┌─ Records provided
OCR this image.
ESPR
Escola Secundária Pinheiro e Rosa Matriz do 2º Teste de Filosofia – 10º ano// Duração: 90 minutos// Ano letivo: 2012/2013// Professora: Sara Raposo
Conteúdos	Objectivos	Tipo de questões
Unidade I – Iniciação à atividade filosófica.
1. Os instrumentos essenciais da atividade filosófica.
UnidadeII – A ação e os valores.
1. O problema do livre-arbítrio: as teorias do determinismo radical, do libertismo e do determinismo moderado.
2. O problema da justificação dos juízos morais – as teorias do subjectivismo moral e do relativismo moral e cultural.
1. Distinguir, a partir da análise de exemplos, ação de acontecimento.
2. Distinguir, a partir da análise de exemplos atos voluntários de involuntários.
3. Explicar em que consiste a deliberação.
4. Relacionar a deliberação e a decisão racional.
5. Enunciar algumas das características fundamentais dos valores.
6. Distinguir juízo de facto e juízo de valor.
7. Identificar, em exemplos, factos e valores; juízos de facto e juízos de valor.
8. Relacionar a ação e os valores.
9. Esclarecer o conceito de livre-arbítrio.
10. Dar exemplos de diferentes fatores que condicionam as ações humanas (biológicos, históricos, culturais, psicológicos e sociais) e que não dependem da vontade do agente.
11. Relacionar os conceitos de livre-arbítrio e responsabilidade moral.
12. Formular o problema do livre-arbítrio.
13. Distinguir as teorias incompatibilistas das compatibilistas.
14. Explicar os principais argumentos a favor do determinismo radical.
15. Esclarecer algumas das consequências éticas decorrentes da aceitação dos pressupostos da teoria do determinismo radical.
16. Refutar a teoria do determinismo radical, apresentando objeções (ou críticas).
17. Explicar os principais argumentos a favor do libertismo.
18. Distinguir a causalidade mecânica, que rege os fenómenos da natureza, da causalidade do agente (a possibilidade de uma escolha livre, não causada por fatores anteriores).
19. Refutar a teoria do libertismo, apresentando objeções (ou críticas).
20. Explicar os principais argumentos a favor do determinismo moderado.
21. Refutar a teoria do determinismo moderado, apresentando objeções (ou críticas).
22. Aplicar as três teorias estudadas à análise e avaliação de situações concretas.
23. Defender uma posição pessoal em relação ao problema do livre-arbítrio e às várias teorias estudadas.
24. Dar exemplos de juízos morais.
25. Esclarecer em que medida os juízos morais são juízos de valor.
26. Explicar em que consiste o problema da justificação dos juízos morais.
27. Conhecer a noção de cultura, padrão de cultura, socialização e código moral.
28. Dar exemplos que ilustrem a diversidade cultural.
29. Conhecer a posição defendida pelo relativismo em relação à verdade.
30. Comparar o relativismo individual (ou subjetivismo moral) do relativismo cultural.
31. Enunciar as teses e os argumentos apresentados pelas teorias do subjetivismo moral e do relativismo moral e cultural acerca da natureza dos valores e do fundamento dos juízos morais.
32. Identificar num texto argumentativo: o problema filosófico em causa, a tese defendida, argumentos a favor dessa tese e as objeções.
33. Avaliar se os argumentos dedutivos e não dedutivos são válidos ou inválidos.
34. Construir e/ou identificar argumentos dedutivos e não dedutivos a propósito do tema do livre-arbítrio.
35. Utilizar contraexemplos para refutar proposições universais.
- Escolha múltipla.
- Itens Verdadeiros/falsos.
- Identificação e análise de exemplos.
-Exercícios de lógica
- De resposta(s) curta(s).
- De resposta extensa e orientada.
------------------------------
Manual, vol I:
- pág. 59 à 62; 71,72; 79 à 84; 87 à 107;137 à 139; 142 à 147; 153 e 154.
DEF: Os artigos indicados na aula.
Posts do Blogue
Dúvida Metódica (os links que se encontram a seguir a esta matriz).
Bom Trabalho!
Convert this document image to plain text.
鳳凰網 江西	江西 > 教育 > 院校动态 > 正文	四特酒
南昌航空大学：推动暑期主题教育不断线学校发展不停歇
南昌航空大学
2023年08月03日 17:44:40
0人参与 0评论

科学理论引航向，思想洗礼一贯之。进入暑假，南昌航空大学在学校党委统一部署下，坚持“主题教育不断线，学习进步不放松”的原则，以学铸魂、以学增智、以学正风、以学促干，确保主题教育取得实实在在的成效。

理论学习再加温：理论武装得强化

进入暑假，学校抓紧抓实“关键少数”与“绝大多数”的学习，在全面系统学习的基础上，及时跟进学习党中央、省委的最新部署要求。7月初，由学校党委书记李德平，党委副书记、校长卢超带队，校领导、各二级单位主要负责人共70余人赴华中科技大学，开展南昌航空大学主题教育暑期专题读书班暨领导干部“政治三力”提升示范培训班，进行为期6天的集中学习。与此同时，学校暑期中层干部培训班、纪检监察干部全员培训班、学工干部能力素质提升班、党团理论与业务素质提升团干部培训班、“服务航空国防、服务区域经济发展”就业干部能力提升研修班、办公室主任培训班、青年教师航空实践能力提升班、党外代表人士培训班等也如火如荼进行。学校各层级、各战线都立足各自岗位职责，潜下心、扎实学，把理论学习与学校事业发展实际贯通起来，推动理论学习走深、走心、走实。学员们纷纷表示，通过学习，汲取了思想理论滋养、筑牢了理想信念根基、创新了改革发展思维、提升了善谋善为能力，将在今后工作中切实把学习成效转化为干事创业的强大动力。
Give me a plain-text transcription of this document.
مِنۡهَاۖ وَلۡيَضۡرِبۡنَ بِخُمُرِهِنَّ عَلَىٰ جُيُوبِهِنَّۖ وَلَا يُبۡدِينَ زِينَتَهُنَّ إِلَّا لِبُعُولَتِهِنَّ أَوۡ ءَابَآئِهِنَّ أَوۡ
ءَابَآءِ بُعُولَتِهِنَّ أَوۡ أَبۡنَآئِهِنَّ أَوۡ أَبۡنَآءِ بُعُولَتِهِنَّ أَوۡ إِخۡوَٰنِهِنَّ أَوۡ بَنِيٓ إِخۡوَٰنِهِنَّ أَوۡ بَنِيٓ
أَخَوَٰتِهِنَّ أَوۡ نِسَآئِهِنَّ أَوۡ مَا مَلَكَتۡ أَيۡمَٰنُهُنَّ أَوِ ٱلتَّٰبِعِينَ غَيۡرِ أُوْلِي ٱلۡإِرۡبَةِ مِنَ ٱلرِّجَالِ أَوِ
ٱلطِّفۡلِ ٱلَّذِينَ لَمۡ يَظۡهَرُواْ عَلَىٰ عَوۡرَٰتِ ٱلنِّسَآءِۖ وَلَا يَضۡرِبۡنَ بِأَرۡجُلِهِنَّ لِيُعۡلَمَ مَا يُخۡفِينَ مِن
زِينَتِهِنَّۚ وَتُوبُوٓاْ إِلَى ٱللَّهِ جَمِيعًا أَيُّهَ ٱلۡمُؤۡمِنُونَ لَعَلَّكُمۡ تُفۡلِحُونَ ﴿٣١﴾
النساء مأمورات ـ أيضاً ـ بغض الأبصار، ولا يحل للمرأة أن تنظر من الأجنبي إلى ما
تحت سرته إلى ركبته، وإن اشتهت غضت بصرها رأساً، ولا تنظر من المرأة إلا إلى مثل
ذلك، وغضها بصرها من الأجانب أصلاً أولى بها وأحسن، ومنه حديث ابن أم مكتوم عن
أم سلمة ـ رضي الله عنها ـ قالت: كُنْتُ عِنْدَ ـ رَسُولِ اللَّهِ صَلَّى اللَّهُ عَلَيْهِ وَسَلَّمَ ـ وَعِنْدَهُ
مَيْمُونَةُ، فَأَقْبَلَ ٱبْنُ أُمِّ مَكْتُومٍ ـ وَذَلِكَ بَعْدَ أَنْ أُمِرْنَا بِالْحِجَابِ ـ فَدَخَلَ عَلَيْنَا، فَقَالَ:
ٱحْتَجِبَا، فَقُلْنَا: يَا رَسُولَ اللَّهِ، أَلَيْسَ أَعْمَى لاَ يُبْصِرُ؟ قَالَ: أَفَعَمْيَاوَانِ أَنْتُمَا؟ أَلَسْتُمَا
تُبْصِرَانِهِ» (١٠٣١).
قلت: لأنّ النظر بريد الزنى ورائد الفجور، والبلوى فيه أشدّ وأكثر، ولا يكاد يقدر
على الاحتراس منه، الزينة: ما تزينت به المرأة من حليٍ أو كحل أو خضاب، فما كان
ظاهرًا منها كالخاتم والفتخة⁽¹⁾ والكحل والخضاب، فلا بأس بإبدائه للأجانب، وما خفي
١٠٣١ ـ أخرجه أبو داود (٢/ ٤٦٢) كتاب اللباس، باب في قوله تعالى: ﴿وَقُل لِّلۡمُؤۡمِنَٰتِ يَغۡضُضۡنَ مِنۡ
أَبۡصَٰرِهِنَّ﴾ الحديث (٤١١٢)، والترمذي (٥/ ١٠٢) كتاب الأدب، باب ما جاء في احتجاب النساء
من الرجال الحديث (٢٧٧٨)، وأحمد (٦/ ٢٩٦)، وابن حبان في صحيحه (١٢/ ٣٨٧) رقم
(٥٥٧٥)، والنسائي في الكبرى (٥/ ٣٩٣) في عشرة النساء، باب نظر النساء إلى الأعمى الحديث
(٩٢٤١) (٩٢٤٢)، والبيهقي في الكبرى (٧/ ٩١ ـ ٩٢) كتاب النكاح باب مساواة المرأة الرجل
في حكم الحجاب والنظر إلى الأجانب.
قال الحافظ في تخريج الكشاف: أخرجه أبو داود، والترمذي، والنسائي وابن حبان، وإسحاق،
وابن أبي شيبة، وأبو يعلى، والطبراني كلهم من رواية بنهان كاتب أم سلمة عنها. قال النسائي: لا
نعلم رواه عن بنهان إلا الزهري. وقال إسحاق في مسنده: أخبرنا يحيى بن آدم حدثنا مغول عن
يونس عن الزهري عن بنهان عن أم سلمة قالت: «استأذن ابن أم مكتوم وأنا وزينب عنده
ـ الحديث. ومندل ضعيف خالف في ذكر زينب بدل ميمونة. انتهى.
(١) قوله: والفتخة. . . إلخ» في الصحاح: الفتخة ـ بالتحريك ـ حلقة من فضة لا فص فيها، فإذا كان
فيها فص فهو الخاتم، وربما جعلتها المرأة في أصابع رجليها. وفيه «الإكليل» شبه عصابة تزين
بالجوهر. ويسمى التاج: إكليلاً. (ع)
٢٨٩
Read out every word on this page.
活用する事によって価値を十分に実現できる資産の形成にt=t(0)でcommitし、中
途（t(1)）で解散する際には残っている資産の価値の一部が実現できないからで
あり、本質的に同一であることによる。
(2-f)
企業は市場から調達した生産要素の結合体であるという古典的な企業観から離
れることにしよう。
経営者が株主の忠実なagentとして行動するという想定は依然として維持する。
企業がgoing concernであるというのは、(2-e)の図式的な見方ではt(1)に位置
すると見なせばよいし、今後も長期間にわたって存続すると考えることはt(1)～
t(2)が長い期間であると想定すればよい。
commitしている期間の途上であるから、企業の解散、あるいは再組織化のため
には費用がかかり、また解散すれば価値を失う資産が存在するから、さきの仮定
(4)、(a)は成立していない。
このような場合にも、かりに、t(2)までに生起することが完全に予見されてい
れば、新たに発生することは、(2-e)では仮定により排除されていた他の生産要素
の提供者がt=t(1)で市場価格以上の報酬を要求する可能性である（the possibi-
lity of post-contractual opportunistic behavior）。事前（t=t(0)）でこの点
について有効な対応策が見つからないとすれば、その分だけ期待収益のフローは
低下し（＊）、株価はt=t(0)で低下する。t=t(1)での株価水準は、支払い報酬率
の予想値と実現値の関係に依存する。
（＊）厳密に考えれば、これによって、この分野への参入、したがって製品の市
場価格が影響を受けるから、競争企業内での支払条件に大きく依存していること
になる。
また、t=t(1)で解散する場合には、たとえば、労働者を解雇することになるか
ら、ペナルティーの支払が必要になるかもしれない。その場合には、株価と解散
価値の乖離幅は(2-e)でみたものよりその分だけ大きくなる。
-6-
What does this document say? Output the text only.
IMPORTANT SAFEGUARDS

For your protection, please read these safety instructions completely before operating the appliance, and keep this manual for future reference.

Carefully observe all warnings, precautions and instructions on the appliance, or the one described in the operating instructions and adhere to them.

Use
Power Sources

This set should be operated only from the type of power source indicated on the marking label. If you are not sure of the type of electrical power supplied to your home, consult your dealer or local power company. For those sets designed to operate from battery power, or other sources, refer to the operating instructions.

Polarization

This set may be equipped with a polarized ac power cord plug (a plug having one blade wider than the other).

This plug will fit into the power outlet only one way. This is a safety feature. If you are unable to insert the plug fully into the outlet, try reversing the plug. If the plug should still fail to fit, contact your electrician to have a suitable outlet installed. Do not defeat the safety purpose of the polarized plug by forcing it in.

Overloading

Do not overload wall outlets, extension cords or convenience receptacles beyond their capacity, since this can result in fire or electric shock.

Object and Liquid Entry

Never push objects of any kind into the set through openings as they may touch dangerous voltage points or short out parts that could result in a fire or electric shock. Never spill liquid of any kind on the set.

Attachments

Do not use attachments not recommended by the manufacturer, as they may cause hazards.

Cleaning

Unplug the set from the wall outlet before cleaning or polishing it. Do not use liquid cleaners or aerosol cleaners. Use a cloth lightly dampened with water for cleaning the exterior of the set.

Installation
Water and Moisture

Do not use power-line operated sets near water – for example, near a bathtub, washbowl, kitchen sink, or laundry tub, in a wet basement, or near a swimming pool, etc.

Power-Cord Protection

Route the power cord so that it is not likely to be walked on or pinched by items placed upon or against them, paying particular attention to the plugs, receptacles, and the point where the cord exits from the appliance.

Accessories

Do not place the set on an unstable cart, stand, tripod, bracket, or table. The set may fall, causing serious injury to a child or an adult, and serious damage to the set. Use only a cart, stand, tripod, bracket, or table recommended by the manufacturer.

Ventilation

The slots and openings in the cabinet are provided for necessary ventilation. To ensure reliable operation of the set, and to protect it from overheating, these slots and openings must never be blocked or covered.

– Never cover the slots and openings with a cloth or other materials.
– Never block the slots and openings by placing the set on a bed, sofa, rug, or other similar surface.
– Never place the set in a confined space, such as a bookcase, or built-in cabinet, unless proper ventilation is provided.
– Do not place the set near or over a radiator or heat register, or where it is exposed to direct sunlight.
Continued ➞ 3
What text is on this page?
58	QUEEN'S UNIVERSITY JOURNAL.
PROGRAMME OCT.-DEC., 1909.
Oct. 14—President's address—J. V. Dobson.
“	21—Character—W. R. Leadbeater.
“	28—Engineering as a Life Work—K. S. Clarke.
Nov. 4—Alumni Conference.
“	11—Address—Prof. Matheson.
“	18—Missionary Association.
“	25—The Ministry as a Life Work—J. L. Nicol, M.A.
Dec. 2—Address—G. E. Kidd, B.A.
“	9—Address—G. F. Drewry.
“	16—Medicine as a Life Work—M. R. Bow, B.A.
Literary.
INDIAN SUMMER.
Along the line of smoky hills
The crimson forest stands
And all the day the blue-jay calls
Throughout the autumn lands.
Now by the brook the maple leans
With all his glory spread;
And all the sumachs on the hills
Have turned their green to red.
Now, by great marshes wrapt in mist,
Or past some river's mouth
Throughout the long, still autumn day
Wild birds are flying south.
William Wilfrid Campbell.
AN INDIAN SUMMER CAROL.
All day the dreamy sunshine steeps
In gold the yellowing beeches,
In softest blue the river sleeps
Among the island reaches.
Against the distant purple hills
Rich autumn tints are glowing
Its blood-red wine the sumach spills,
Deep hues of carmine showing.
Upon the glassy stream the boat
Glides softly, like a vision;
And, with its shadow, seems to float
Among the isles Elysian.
└─
● **To do**: Search the data for the word "polarized" and copy each line where it appears.

● **Full output**:
This set may be equipped with a polarized ac power cord plug (a plug having one blade wider than the other).
This plug will fit into the power outlet only one way. This is a safety feature. If you are unable to insert the plug fully into the outlet, try reversing the plug. If the plug should still fail to fit, contact your electrician to have a suitable outlet installed. Do not defeat the safety purpose of the polarized plug by forcing it in.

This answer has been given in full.